▶ Task prompt:
Find the string "covered" and gather every line that holds it.

▶ Extracted entries:

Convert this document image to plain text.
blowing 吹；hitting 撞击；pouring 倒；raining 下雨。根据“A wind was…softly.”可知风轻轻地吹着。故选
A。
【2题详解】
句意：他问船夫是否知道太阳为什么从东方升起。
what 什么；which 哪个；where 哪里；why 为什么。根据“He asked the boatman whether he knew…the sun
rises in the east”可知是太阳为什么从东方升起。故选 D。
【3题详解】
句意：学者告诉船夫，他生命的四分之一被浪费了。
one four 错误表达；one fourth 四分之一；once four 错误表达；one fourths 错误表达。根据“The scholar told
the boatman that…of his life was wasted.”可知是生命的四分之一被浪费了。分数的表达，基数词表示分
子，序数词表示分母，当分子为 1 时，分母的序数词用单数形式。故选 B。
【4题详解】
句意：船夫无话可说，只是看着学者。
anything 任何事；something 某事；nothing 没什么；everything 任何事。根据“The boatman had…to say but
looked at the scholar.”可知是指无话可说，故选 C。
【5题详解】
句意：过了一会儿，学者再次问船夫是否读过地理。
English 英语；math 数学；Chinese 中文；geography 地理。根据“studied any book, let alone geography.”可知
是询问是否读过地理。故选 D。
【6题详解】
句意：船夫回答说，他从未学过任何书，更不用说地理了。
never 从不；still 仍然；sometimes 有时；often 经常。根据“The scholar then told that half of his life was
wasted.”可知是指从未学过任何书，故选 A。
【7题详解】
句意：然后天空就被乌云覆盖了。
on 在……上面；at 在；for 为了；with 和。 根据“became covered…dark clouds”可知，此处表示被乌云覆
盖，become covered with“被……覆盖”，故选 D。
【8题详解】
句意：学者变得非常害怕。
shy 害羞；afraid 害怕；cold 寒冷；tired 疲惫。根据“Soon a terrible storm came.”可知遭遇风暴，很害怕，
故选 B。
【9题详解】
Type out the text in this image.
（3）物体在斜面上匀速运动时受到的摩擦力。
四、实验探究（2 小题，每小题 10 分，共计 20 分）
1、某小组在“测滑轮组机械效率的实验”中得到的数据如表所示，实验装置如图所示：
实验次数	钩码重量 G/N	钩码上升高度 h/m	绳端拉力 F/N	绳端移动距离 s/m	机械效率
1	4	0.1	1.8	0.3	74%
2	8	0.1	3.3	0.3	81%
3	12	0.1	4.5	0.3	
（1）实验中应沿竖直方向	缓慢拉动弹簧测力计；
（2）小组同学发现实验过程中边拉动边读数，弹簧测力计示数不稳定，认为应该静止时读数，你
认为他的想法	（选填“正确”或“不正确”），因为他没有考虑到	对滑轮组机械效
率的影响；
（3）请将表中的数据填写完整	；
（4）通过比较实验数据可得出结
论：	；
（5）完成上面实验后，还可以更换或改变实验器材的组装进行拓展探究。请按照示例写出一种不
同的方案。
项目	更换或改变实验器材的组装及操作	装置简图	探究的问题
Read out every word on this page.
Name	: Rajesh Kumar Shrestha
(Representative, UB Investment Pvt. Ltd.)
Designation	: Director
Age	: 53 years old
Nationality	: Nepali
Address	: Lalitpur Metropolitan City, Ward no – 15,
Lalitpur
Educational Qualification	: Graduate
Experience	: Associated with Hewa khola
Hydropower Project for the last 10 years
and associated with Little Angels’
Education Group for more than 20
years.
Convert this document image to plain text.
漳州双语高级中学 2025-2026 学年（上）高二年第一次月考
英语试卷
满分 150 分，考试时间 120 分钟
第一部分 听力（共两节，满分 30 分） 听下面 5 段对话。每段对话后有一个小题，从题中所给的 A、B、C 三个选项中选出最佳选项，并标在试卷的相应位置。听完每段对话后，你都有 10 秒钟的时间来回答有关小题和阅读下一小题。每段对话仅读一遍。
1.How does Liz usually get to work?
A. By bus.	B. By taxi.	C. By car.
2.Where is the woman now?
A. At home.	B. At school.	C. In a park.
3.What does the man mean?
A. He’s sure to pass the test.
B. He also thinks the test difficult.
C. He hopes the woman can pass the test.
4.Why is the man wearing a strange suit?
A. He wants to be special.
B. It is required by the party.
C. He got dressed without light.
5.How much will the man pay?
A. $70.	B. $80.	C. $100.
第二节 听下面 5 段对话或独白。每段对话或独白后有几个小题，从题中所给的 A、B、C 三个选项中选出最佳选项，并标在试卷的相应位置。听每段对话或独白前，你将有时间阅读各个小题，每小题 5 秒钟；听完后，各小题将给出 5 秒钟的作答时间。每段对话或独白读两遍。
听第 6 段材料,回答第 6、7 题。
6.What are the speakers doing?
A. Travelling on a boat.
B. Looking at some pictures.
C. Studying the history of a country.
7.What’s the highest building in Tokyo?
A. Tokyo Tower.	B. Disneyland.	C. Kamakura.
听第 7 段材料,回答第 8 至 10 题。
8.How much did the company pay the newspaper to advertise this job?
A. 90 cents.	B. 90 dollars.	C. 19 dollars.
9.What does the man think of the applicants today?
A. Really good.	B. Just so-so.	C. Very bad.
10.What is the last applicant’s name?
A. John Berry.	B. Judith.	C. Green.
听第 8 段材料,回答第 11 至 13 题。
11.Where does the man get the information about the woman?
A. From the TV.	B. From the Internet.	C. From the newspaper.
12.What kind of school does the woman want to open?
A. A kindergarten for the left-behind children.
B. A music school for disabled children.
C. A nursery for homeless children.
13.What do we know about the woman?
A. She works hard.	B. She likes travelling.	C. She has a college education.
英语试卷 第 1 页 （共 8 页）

▶ Reply to the task:
on 在……上面；at 在；for 为了；with 和。 根据“became covered…dark clouds”可知，此处表示被乌云覆
盖，become covered with“被……覆盖”，故选 D。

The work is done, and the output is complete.